** begin RECORDS PROVIDED **

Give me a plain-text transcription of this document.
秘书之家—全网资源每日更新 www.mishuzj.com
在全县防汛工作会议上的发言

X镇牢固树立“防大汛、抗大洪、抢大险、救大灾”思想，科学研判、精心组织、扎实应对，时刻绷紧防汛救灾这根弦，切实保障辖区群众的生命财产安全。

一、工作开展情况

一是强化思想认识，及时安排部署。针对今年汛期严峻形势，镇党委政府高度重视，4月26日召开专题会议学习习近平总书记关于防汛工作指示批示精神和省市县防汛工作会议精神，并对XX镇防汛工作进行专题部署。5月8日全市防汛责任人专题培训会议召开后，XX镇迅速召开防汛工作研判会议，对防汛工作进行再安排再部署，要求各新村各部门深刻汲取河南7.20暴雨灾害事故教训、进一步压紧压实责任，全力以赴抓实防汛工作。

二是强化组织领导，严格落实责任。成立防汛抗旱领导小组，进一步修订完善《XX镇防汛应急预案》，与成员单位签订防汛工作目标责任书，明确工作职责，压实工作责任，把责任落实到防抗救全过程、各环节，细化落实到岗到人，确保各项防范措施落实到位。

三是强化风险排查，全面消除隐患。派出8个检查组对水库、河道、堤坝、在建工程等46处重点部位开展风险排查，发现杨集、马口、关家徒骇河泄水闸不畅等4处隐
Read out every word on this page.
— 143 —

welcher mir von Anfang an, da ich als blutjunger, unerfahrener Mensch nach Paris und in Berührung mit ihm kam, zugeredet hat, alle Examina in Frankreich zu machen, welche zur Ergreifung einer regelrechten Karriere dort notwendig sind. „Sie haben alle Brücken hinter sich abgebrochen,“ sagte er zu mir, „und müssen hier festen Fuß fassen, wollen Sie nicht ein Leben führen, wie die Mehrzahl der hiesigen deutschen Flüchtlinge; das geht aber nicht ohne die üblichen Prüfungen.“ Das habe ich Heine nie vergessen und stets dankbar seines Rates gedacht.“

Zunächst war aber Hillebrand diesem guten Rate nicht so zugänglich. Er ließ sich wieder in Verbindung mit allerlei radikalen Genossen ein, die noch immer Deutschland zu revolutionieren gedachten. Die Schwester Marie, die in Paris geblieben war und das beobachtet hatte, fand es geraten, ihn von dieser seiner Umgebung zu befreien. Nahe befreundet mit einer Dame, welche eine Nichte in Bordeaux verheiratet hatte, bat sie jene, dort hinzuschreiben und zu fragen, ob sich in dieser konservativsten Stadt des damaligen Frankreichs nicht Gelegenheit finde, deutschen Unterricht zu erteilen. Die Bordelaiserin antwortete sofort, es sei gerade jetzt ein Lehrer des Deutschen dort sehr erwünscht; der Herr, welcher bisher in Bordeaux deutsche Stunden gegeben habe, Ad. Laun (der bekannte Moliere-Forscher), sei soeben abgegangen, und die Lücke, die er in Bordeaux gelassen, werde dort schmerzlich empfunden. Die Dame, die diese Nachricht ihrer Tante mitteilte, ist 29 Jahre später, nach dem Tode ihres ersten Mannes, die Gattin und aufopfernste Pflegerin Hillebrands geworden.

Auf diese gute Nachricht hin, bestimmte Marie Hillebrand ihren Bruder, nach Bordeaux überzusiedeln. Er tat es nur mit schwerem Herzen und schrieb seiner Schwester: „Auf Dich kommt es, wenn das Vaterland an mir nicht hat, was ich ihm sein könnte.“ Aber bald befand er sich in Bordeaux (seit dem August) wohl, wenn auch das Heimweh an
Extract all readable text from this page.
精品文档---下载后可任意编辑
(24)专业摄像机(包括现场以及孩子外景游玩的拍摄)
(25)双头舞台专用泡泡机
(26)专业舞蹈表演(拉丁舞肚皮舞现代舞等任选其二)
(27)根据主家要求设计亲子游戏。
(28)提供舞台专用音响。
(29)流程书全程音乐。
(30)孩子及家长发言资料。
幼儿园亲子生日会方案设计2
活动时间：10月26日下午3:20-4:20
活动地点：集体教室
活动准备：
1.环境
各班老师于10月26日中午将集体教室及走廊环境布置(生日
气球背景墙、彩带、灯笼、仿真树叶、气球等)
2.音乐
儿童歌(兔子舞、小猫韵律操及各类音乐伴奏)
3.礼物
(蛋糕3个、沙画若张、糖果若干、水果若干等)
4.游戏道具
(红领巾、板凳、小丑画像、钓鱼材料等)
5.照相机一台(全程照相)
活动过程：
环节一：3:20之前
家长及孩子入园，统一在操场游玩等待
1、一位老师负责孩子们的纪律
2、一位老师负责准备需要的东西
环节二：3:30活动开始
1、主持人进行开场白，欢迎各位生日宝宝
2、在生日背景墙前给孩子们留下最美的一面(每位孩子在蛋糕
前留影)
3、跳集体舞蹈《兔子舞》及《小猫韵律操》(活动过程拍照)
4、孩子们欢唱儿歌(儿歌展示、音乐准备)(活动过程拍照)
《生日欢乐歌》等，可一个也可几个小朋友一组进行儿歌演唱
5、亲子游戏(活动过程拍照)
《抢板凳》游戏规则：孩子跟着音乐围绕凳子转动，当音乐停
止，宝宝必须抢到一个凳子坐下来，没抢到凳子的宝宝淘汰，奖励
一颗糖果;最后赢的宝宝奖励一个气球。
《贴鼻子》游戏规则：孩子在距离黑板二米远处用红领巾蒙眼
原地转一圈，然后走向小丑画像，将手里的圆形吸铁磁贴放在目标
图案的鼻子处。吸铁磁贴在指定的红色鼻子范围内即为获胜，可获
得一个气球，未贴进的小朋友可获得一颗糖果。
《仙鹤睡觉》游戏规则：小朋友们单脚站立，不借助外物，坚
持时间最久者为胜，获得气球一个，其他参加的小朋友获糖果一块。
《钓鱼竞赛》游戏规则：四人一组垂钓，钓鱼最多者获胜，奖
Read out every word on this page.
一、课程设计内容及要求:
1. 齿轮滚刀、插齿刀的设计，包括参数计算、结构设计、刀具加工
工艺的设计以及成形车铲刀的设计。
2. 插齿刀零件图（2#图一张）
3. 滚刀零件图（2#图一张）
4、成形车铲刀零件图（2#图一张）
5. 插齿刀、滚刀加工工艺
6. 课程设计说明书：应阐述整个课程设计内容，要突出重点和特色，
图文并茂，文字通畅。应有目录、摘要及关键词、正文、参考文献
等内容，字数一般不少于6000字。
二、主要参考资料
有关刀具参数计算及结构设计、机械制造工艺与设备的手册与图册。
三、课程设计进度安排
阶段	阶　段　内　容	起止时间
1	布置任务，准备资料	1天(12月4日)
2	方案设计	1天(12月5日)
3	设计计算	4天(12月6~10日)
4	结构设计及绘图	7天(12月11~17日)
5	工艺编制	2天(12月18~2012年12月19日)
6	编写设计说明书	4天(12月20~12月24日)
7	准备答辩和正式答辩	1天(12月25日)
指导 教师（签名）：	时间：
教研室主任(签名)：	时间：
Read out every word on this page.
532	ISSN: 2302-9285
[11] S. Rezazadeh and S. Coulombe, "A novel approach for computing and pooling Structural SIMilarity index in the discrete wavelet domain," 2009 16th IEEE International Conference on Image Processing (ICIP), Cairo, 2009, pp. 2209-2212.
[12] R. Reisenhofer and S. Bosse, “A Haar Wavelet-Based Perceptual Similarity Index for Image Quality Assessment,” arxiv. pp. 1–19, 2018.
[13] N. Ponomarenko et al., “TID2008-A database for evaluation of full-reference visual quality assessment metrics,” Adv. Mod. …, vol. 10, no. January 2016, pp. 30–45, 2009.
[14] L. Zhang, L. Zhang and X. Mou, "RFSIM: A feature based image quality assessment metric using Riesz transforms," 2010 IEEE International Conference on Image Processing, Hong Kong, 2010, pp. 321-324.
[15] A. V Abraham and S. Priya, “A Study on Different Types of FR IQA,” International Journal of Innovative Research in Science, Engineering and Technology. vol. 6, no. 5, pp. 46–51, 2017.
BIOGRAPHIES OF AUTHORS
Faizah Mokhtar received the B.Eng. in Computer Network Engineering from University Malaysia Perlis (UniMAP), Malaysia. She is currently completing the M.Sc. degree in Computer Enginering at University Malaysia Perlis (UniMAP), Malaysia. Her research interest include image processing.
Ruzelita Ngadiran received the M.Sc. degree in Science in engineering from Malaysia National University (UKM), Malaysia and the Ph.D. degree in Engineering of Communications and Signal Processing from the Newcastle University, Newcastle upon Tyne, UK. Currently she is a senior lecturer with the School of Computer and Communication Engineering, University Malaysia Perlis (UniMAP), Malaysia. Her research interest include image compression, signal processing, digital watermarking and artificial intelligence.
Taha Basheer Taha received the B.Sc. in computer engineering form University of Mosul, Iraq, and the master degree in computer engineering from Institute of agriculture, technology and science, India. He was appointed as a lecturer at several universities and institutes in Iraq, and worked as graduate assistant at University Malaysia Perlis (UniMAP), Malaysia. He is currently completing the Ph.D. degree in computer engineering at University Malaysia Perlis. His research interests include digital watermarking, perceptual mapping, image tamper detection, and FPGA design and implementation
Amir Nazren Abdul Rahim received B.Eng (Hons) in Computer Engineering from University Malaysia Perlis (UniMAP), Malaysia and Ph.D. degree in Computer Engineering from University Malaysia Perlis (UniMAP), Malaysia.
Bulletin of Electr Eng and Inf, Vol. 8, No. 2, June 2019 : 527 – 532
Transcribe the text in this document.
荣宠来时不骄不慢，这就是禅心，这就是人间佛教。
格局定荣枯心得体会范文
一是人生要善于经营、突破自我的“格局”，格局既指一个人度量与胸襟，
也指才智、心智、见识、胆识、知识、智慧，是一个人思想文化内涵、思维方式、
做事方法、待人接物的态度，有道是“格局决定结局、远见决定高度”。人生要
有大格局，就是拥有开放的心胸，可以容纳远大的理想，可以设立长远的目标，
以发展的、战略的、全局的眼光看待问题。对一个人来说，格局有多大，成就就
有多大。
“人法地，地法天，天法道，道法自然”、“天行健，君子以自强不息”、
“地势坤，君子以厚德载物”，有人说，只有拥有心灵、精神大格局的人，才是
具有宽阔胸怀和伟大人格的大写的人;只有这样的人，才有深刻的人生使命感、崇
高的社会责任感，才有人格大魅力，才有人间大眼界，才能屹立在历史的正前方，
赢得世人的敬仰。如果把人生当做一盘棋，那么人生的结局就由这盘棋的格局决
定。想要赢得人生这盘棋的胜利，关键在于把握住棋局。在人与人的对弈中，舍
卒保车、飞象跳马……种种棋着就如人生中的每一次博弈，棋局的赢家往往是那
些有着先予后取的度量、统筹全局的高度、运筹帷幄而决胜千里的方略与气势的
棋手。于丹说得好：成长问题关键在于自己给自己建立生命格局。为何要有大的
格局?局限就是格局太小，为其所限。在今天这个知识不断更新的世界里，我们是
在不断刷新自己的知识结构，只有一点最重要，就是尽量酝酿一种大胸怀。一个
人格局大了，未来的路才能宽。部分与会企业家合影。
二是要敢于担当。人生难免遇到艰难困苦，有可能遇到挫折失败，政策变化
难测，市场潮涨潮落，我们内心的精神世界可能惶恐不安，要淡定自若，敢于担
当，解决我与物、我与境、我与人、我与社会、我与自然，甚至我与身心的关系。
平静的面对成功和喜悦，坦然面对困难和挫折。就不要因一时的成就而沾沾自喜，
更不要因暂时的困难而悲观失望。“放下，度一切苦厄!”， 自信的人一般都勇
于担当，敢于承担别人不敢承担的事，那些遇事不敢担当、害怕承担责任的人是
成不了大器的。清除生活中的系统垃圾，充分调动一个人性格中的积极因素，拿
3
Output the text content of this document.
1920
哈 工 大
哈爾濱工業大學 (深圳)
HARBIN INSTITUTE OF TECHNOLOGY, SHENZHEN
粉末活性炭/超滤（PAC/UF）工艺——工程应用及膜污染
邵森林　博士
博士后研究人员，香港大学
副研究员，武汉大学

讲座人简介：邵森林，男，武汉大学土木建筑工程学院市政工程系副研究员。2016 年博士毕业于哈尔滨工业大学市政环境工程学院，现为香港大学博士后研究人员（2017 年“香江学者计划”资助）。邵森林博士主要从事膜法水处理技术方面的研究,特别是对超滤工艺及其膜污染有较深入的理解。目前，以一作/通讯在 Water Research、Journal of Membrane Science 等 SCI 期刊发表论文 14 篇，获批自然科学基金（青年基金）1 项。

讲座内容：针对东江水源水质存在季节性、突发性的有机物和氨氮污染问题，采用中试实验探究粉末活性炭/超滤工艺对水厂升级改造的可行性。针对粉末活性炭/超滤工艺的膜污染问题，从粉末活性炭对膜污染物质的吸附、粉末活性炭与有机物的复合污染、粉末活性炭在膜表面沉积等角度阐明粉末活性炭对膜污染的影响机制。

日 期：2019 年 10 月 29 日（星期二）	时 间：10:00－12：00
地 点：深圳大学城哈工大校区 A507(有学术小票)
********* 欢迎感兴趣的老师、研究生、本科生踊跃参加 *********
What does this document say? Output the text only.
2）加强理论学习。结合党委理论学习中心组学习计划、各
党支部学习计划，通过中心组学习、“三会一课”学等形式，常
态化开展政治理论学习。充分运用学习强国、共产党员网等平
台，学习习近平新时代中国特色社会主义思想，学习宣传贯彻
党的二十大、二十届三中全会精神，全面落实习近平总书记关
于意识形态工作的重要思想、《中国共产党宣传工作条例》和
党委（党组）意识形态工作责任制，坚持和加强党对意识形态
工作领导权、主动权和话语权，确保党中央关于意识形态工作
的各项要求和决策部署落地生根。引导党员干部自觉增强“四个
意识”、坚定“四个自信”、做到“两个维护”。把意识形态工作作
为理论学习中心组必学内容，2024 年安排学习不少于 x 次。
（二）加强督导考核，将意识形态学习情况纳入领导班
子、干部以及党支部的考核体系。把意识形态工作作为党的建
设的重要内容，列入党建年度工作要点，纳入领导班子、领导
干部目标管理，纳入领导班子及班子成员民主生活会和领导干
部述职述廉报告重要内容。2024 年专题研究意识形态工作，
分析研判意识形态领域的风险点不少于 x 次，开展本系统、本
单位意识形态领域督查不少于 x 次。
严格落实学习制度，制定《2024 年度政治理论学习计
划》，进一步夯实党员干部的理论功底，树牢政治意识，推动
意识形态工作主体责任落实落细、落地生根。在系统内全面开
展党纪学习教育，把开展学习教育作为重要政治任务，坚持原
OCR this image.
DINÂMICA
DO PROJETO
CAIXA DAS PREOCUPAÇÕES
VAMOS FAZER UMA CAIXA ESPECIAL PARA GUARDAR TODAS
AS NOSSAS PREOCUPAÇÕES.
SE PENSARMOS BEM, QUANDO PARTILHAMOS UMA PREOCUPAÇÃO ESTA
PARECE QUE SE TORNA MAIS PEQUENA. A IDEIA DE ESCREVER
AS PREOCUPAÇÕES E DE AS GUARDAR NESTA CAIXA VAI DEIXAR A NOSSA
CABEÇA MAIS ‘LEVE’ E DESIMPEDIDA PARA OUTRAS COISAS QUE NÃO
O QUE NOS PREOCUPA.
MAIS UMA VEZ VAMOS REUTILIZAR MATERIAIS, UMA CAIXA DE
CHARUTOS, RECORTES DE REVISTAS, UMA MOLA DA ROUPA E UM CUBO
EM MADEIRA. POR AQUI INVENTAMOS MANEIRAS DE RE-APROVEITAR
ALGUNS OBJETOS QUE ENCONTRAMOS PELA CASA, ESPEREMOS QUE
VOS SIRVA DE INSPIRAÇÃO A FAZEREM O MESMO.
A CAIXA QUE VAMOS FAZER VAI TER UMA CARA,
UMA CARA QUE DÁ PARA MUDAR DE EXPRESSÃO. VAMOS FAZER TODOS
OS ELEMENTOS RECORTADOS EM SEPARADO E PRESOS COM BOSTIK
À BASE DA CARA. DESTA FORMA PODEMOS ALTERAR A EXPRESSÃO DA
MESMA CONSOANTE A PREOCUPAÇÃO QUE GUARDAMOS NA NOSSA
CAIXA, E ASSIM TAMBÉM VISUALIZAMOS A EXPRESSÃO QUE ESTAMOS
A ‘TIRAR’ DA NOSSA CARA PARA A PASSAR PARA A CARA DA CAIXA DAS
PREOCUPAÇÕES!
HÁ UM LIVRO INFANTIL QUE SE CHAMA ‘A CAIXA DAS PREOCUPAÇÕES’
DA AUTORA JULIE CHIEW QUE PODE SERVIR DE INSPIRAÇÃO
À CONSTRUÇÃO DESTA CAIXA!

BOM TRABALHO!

** end RECORDS PROVIDED **

WHAT IS REQUIRED => Show every line in the records above that contains the word "CARA".

RESULT FOR THIS TASK =>
A CAIXA QUE VAMOS FAZER VAI TER UMA CARA,
UMA CARA QUE DÁ PARA MUDAR DE EXPRESSÃO. VAMOS FAZER TODOS
À BASE DA CARA. DESTA FORMA PODEMOS ALTERAR A EXPRESSÃO DA
A ‘TIRAR’ DA NOSSA CARA PARA A PASSAR PARA A CARA DA CAIXA DAS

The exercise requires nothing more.